──────── Records

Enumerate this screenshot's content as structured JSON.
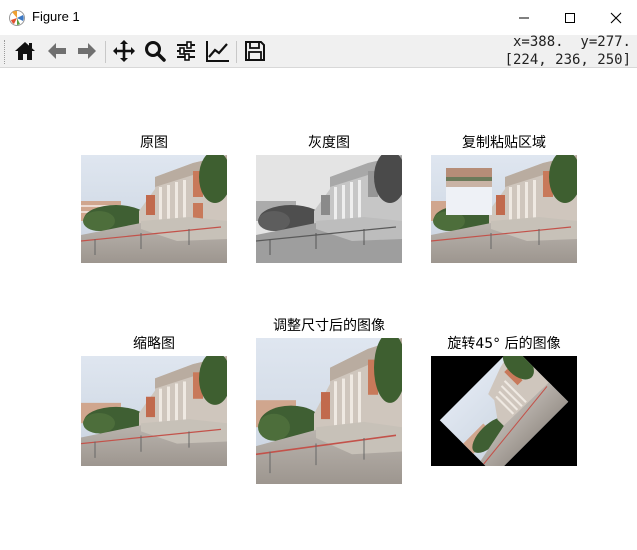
{
  "window": {
    "title": "Figure 1",
    "minimize_icon": "minimize-icon",
    "maximize_icon": "maximize-icon",
    "close_icon": "close-icon"
  },
  "toolbar": {
    "buttons": [
      "home-icon",
      "back-arrow-icon",
      "forward-arrow-icon",
      "pan-icon",
      "zoom-icon",
      "configure-subplots-icon",
      "edit-axes-icon",
      "save-icon"
    ],
    "coord_line1": "x=388.  y=277.",
    "coord_line2": "[224, 236, 250]"
  },
  "figure": {
    "subplots": [
      {
        "title": "原图",
        "variant": "original"
      },
      {
        "title": "灰度图",
        "variant": "gray"
      },
      {
        "title": "复制粘贴区域",
        "variant": "copy-paste"
      },
      {
        "title": "缩略图",
        "variant": "thumbnail"
      },
      {
        "title": "调整尺寸后的图像",
        "variant": "resized"
      },
      {
        "title": "旋转45° 后的图像",
        "variant": "rotated-45"
      }
    ]
  }
}
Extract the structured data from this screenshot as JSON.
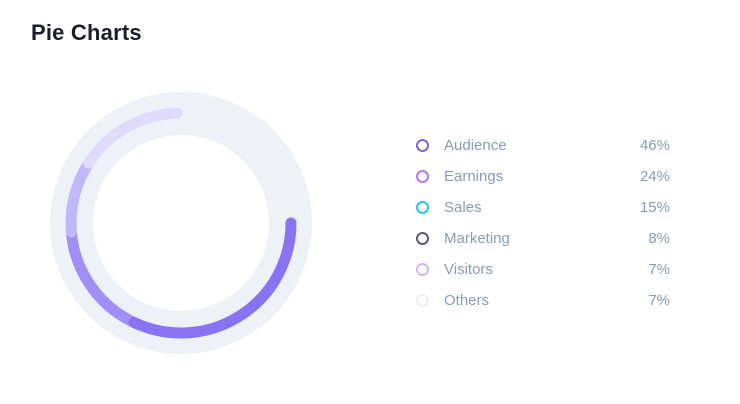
{
  "title": "Pie Charts",
  "chart_data": {
    "type": "pie",
    "style": "donut-ring",
    "title": "Pie Charts",
    "categories": [
      "Audience",
      "Earnings",
      "Sales",
      "Marketing",
      "Visitors",
      "Others"
    ],
    "values": [
      46,
      24,
      15,
      8,
      7,
      7
    ],
    "value_labels": [
      "46%",
      "24%",
      "15%",
      "8%",
      "7%",
      "7%"
    ],
    "unit": "%",
    "legend_placement": "right",
    "ring_colors": [
      "#8a73f2",
      "#a18ff5",
      "#c2b7f8",
      "#e1dbfb"
    ],
    "track_color": "#eef1f7",
    "legend_colors": [
      "#7b65e6",
      "#b07be8",
      "#2ec4d8",
      "#5c5d66",
      "#d5b6f0",
      "#eceef3"
    ]
  }
}
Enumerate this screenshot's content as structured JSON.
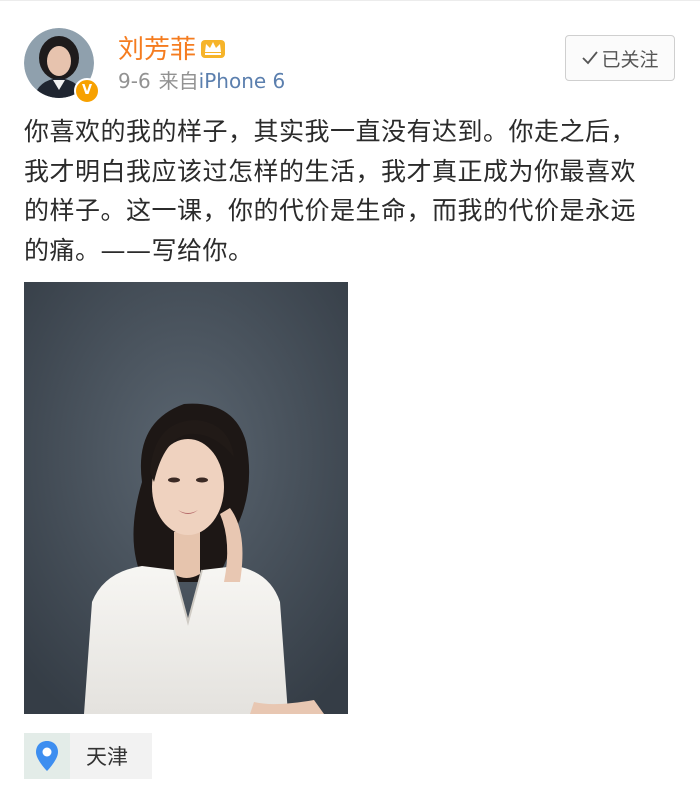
{
  "post": {
    "author": {
      "name": "刘芳菲",
      "verified_badge": "V",
      "badge_color": "#f7a100",
      "name_color": "#f57c1f",
      "icons": [
        "crown-icon",
        "verified-icon"
      ]
    },
    "time": "9-6",
    "source_prefix": "来自",
    "source_device": "iPhone 6",
    "follow_button_label": "已关注",
    "text_lines": [
      "你喜欢的我的样子，其实我一直没有达到。你走之后，",
      "我才明白我应该过怎样的生活，我才真正成为你最喜欢",
      "的样子。这一课，你的代价是生命，而我的代价是永远",
      "的痛。——写给你。"
    ],
    "location": "天津"
  }
}
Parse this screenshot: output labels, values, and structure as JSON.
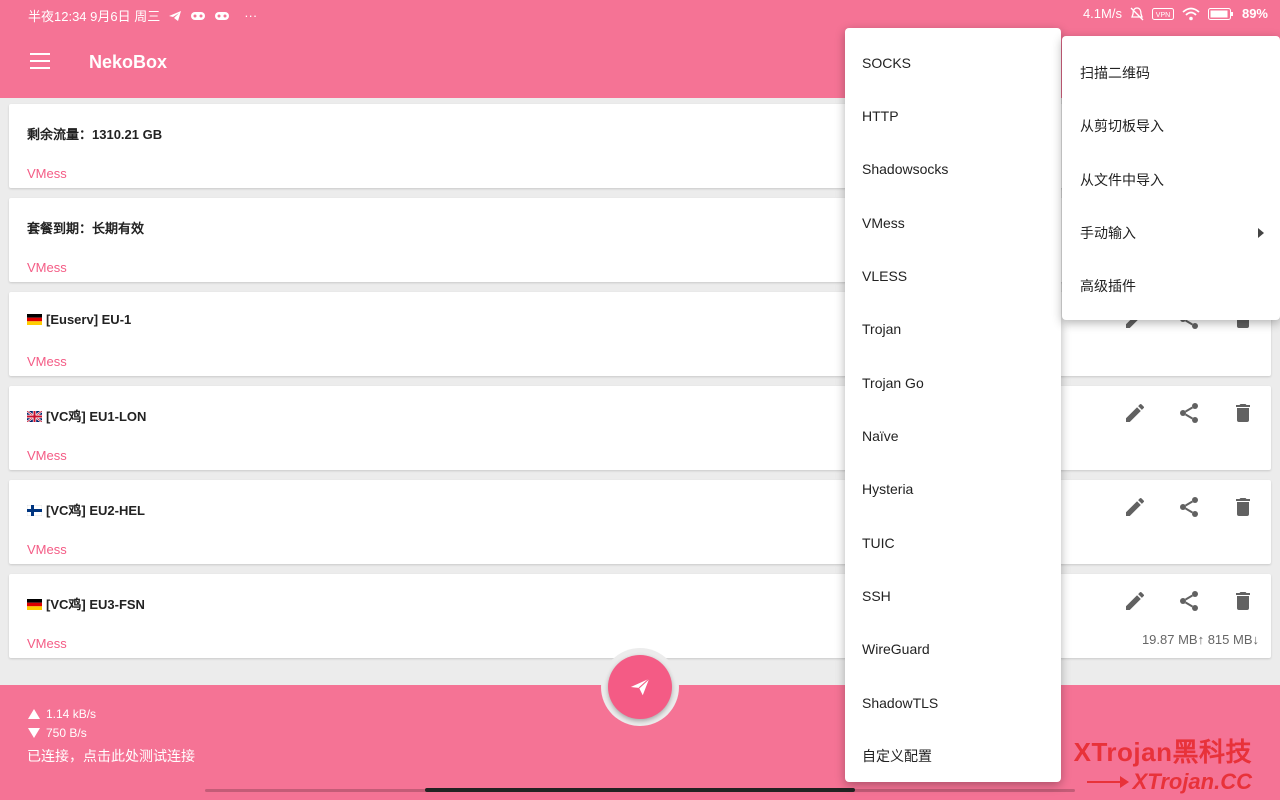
{
  "statusbar": {
    "time": "半夜12:34 9月6日 周三",
    "more": "···",
    "net_speed": "4.1M/s",
    "battery": "89"
  },
  "appbar": {
    "title": "NekoBox"
  },
  "cards": [
    {
      "title": "剩余流量：1310.21 GB",
      "type": "VMess"
    },
    {
      "title": "套餐到期：长期有效",
      "type": "VMess"
    },
    {
      "title": "[Euserv] EU-1",
      "type": "VMess",
      "flag": "de-flag-icon"
    },
    {
      "title": "[VC鸡] EU1-LON",
      "type": "VMess",
      "flag": "uk-flag-icon"
    },
    {
      "title": "[VC鸡] EU2-HEL",
      "type": "VMess",
      "flag": "fi-flag-icon"
    },
    {
      "title": "[VC鸡] EU3-FSN",
      "type": "VMess",
      "flag": "de-flag-icon",
      "traffic": "19.87 MB↑ 815 MB↓"
    }
  ],
  "bottombar": {
    "upload": "1.14 kB/s",
    "download": "750 B/s",
    "status": "已连接，点击此处测试连接"
  },
  "protocol_menu": {
    "items": [
      "SOCKS",
      "HTTP",
      "Shadowsocks",
      "VMess",
      "VLESS",
      "Trojan",
      "Trojan Go",
      "Naïve",
      "Hysteria",
      "TUIC",
      "SSH",
      "WireGuard",
      "ShadowTLS",
      "自定义配置"
    ]
  },
  "add_menu": {
    "items": [
      "扫描二维码",
      "从剪切板导入",
      "从文件中导入",
      "手动输入",
      "高级插件"
    ]
  },
  "watermark": {
    "title": "XTrojan黑科技",
    "url": "XTrojan.CC"
  },
  "colors": {
    "primary": "#f57395",
    "accent": "#f45b85",
    "watermark": "#e8323a"
  }
}
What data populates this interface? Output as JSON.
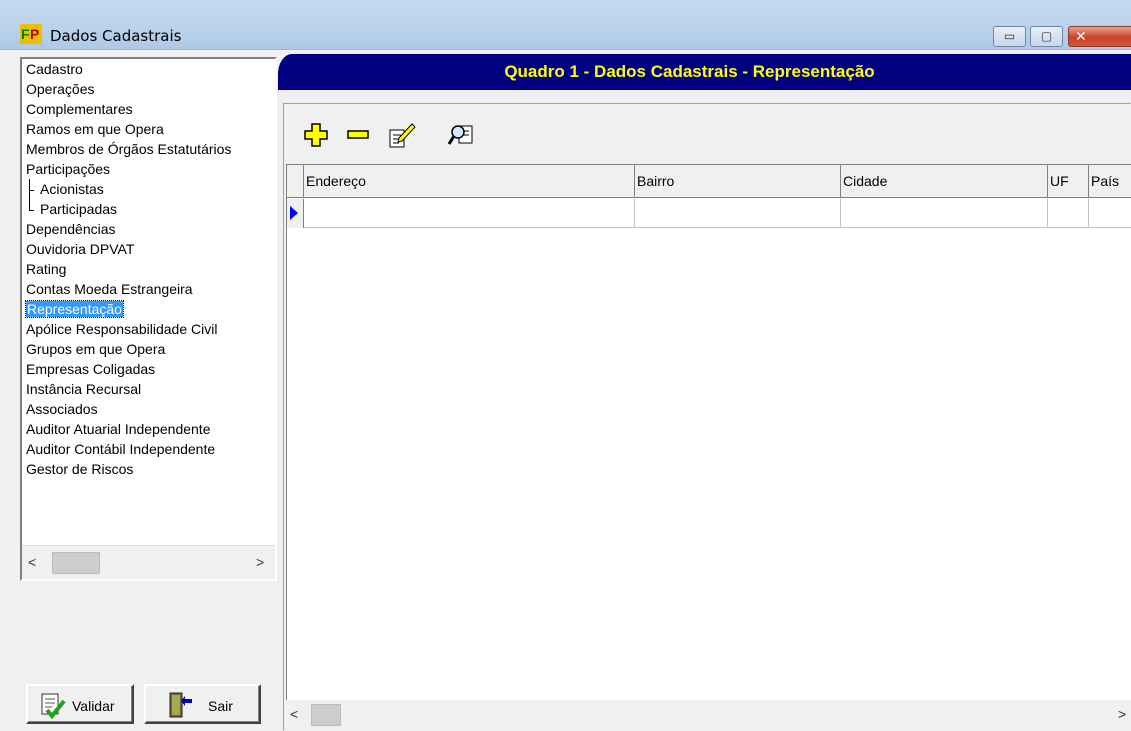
{
  "window": {
    "title": "Dados Cadastrais",
    "icon": "fp-app-icon",
    "minimize_glyph": "▭",
    "maximize_glyph": "▢",
    "close_glyph": "✕"
  },
  "tree": {
    "items": [
      {
        "label": "Cadastro"
      },
      {
        "label": "Operações"
      },
      {
        "label": "Complementares"
      },
      {
        "label": "Ramos em que Opera"
      },
      {
        "label": "Membros de Órgãos Estatutários"
      },
      {
        "label": "Participações"
      },
      {
        "label": "Acionistas"
      },
      {
        "label": "Participadas"
      },
      {
        "label": "Dependências"
      },
      {
        "label": "Ouvidoria DPVAT"
      },
      {
        "label": "Rating"
      },
      {
        "label": "Contas Moeda Estrangeira"
      },
      {
        "label": "Representação"
      },
      {
        "label": "Apólice Responsabilidade Civil"
      },
      {
        "label": "Grupos em que Opera"
      },
      {
        "label": "Empresas Coligadas"
      },
      {
        "label": "Instância Recursal"
      },
      {
        "label": "Associados"
      },
      {
        "label": "Auditor Atuarial Independente"
      },
      {
        "label": "Auditor Contábil Independente"
      },
      {
        "label": "Gestor de Riscos"
      }
    ],
    "selected": "Representação",
    "scroll_left": "<",
    "scroll_right": ">"
  },
  "buttons": {
    "validar": "Validar",
    "sair": "Sair"
  },
  "header": {
    "title": "Quadro 1 - Dados Cadastrais - Representação"
  },
  "toolbar": {
    "icons": [
      "add-icon",
      "remove-icon",
      "edit-icon",
      "search-icon"
    ]
  },
  "grid": {
    "columns": [
      "Endereço",
      "Bairro",
      "Cidade",
      "UF",
      "País"
    ],
    "rows": [
      [
        "",
        "",
        "",
        "",
        ""
      ]
    ],
    "scroll_left": "<",
    "scroll_right": ">"
  },
  "colors": {
    "header_bg": "#000080",
    "header_text": "#ffff00",
    "selection": "#3399ff",
    "row_indicator": "#0000ff"
  }
}
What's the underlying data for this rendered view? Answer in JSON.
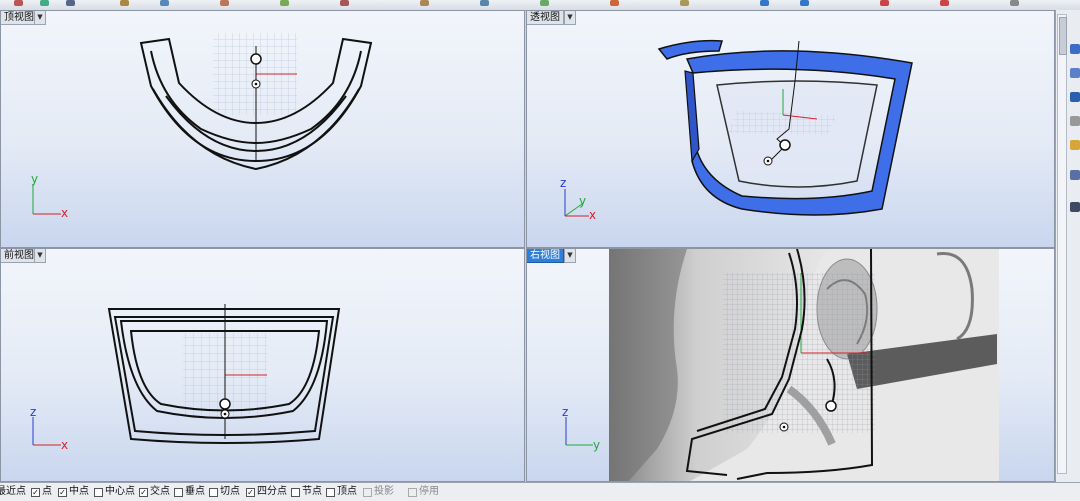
{
  "viewports": {
    "top": {
      "label": "顶视图"
    },
    "perspective": {
      "label": "透视图"
    },
    "front": {
      "label": "前视图"
    },
    "right": {
      "label": "右视图"
    }
  },
  "axes": {
    "x": "x",
    "y": "y",
    "z": "z"
  },
  "osnap": {
    "items": [
      {
        "label": "最近点",
        "checked": null
      },
      {
        "label": "点",
        "checked": true
      },
      {
        "label": "中点",
        "checked": true
      },
      {
        "label": "中心点",
        "checked": false
      },
      {
        "label": "交点",
        "checked": true
      },
      {
        "label": "垂点",
        "checked": false
      },
      {
        "label": "切点",
        "checked": false
      },
      {
        "label": "四分点",
        "checked": true
      },
      {
        "label": "节点",
        "checked": false
      },
      {
        "label": "顶点",
        "checked": false
      },
      {
        "label": "投影",
        "checked": false,
        "disabled": true
      },
      {
        "label": "停用",
        "checked": false,
        "disabled": true
      }
    ]
  },
  "colors": {
    "accent": "#2f7fd8",
    "shield_blue": "#3f6fe8",
    "x_axis": "#d8202a",
    "y_axis": "#22a83a",
    "z_axis": "#2a3ad8"
  }
}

────────────────

▶ **Task goal**: Check each line above for the word "flag", and copy the lines where it appears.

▶ **Full answer**:
      "flag": "de-flag-icon"
      "flag": "uk-flag-icon"
      "flag": "fi-flag-icon"
      "flag": "de-flag-icon",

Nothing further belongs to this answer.